**What is asked:** Output each line of the material exactly as it stands.

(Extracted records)
::::::::
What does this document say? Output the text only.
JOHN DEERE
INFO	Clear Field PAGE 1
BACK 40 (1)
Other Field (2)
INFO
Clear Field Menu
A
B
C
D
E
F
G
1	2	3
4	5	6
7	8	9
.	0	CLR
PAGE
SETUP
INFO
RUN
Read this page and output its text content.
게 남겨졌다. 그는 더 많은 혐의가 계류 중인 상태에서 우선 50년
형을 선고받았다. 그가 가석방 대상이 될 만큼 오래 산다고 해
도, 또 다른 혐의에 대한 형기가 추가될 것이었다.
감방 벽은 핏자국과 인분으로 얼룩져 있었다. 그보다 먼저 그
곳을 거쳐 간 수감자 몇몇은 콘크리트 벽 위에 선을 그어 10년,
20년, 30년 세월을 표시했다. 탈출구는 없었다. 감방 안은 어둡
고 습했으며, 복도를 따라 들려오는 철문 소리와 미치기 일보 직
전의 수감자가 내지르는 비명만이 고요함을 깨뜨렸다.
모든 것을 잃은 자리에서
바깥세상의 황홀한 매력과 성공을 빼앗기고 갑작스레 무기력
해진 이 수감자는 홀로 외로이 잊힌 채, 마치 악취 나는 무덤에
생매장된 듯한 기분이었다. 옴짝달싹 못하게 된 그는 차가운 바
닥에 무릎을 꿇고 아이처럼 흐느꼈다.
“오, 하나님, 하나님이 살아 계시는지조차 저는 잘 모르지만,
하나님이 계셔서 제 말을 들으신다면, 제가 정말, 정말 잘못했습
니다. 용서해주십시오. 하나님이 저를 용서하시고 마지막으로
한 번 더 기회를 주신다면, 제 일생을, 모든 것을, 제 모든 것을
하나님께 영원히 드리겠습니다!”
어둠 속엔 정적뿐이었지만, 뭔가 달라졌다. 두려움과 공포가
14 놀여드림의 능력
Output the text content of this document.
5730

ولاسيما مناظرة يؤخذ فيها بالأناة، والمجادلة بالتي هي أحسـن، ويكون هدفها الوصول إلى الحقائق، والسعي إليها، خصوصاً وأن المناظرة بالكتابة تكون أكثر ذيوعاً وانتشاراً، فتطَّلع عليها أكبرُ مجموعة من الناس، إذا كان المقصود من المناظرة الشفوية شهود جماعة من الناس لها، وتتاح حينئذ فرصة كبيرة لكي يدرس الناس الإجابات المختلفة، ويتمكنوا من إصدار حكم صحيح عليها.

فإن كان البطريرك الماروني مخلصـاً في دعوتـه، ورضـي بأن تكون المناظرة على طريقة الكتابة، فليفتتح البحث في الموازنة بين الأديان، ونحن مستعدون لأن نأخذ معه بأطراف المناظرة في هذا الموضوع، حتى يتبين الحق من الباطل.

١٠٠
::::::::
**Response for this exercise:**
What does this document say? Output the text only.
JOHN DEERE
INFO	Clear Field PAGE 1
BACK 40 (1)
Other Field (2)
INFO
Clear Field Menu
A
B
C
D
E
F
G
1	2	3
4	5	6
7	8	9
.	0	CLR
PAGE
SETUP
INFO
RUN
Read this page and output its text content.
게 남겨졌다. 그는 더 많은 혐의가 계류 중인 상태에서 우선 50년
형을 선고받았다. 그가 가석방 대상이 될 만큼 오래 산다고 해
도, 또 다른 혐의에 대한 형기가 추가될 것이었다.
감방 벽은 핏자국과 인분으로 얼룩져 있었다. 그보다 먼저 그
곳을 거쳐 간 수감자 몇몇은 콘크리트 벽 위에 선을 그어 10년,
20년, 30년 세월을 표시했다. 탈출구는 없었다. 감방 안은 어둡
고 습했으며, 복도를 따라 들려오는 철문 소리와 미치기 일보 직
전의 수감자가 내지르는 비명만이 고요함을 깨뜨렸다.
모든 것을 잃은 자리에서
바깥세상의 황홀한 매력과 성공을 빼앗기고 갑작스레 무기력
해진 이 수감자는 홀로 외로이 잊힌 채, 마치 악취 나는 무덤에
생매장된 듯한 기분이었다. 옴짝달싹 못하게 된 그는 차가운 바
닥에 무릎을 꿇고 아이처럼 흐느꼈다.
“오, 하나님, 하나님이 살아 계시는지조차 저는 잘 모르지만,
하나님이 계셔서 제 말을 들으신다면, 제가 정말, 정말 잘못했습
니다. 용서해주십시오. 하나님이 저를 용서하시고 마지막으로
한 번 더 기회를 주신다면, 제 일생을, 모든 것을, 제 모든 것을
하나님께 영원히 드리겠습니다!”
어둠 속엔 정적뿐이었지만, 뭔가 달라졌다. 두려움과 공포가
14 놀여드림의 능력
Output the text content of this document.
5730

ولاسيما مناظرة يؤخذ فيها بالأناة، والمجادلة بالتي هي أحسـن، ويكون هدفها الوصول إلى الحقائق، والسعي إليها، خصوصاً وأن المناظرة بالكتابة تكون أكثر ذيوعاً وانتشاراً، فتطَّلع عليها أكبرُ مجموعة من الناس، إذا كان المقصود من المناظرة الشفوية شهود جماعة من الناس لها، وتتاح حينئذ فرصة كبيرة لكي يدرس الناس الإجابات المختلفة، ويتمكنوا من إصدار حكم صحيح عليها.

فإن كان البطريرك الماروني مخلصـاً في دعوتـه، ورضـي بأن تكون المناظرة على طريقة الكتابة، فليفتتح البحث في الموازنة بين الأديان، ونحن مستعدون لأن نأخذ معه بأطراف المناظرة في هذا الموضوع، حتى يتبين الحق من الباطل.

١٠٠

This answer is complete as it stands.